BEGIN
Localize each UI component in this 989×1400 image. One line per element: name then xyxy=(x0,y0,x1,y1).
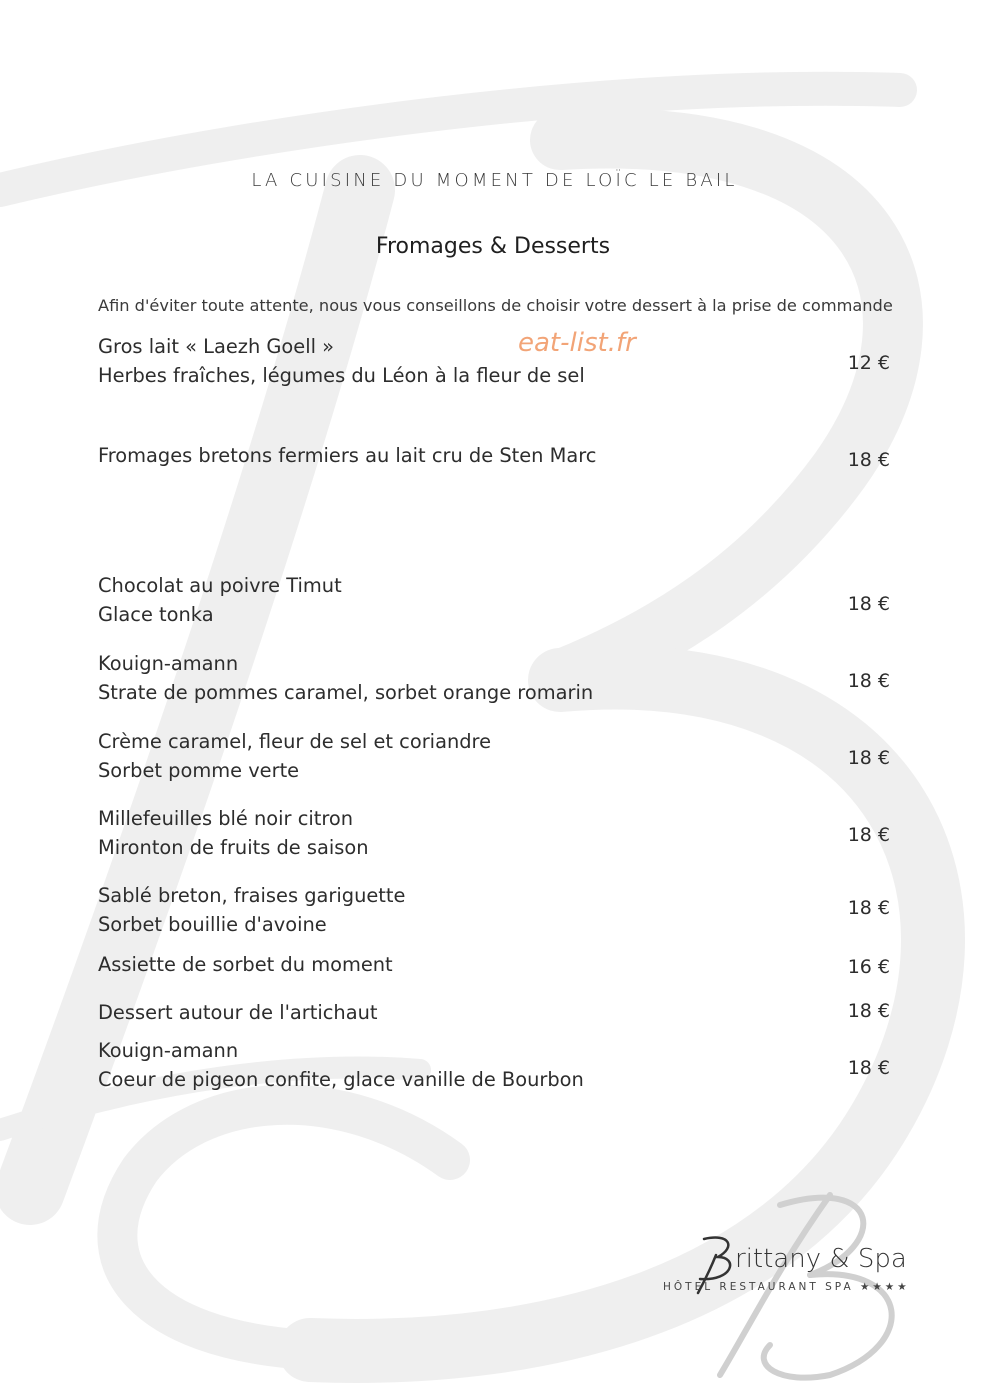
menu-item xyxy=(98,881,890,941)
item-description: Mironton de fruits de saison xyxy=(98,836,369,859)
svg-text:rittany & Spa: rittany & Spa xyxy=(735,1244,907,1274)
item-price: 18 € xyxy=(847,449,890,471)
menu-item xyxy=(98,441,890,501)
item-description: Sorbet bouillie d'avoine xyxy=(98,913,327,936)
item-name: Gros lait « Laezh Goell » xyxy=(98,335,335,358)
item-description: Glace tonka xyxy=(98,603,214,626)
item-description: Herbes fraîches, légumes du Léon à la fleur de sel xyxy=(98,364,585,387)
item-name: Chocolat au poivre Timut xyxy=(98,574,342,597)
site-watermark: eat-list.fr xyxy=(518,328,636,358)
item-name: Assiette de sorbet du moment xyxy=(98,953,393,976)
page-header: LA CUISINE DU MOMENT DE LOÏC LE BAIL xyxy=(251,170,738,191)
item-price: 12 € xyxy=(847,352,890,374)
item-name: Millefeuilles blé noir citron xyxy=(98,807,354,830)
item-name: Kouign-amann xyxy=(98,1039,239,1062)
item-description: Coeur de pigeon confite, glace vanille de Bourbon xyxy=(98,1068,584,1091)
item-price: 18 € xyxy=(847,747,890,769)
order-notice: Afin d'éviter toute attente, nous vous conseillons de choisir votre dessert à la prise de commande xyxy=(98,296,893,315)
menu-item xyxy=(98,1036,890,1096)
item-name: Fromages bretons fermiers au lait cru de Sten Marc xyxy=(98,444,597,467)
section-title: Fromages & Desserts xyxy=(375,234,611,259)
item-price: 18 € xyxy=(847,1000,890,1022)
menu-item xyxy=(98,804,890,864)
menu-item xyxy=(98,727,890,787)
item-name: Dessert autour de l'artichaut xyxy=(98,1001,378,1024)
hotel-logo xyxy=(660,1175,940,1385)
item-name: Kouign-amann xyxy=(98,652,239,675)
item-price: 18 € xyxy=(847,897,890,919)
menu-item xyxy=(98,649,890,709)
item-description: Strate de pommes caramel, sorbet orange romarin xyxy=(98,681,594,704)
item-price: 18 € xyxy=(847,824,890,846)
item-price: 18 € xyxy=(847,670,890,692)
item-price: 16 € xyxy=(847,956,890,978)
item-name: Crème caramel, fleur de sel et coriandre xyxy=(98,730,492,753)
item-price: 18 € xyxy=(847,1057,890,1079)
menu-item xyxy=(98,332,890,392)
item-name: Sablé breton, fraises gariguette xyxy=(98,884,406,907)
menu-item xyxy=(98,571,890,631)
svg-text:HÔTEL RESTAURANT SPA ★★★★: HÔTEL RESTAURANT SPA ★★★★ xyxy=(663,1281,910,1293)
item-price: 18 € xyxy=(847,593,890,615)
item-description: Sorbet pomme verte xyxy=(98,759,300,782)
END
=== PROBLEM DESCRIPTION ===
Copy out the data verbatim, starting at the line containing "menu-item xyxy=(98,881,890,941)" and ending at the line containing "menu-item xyxy=(98,441,890,501)", with both of those lines included.

=== CORRECT RESPONSE ===
menu-item xyxy=(98,881,890,941)
item-description: Mironton de fruits de saison xyxy=(98,836,369,859)
svg-text:rittany & Spa: rittany & Spa xyxy=(735,1244,907,1274)
item-price: 18 € xyxy=(847,449,890,471)
menu-item xyxy=(98,441,890,501)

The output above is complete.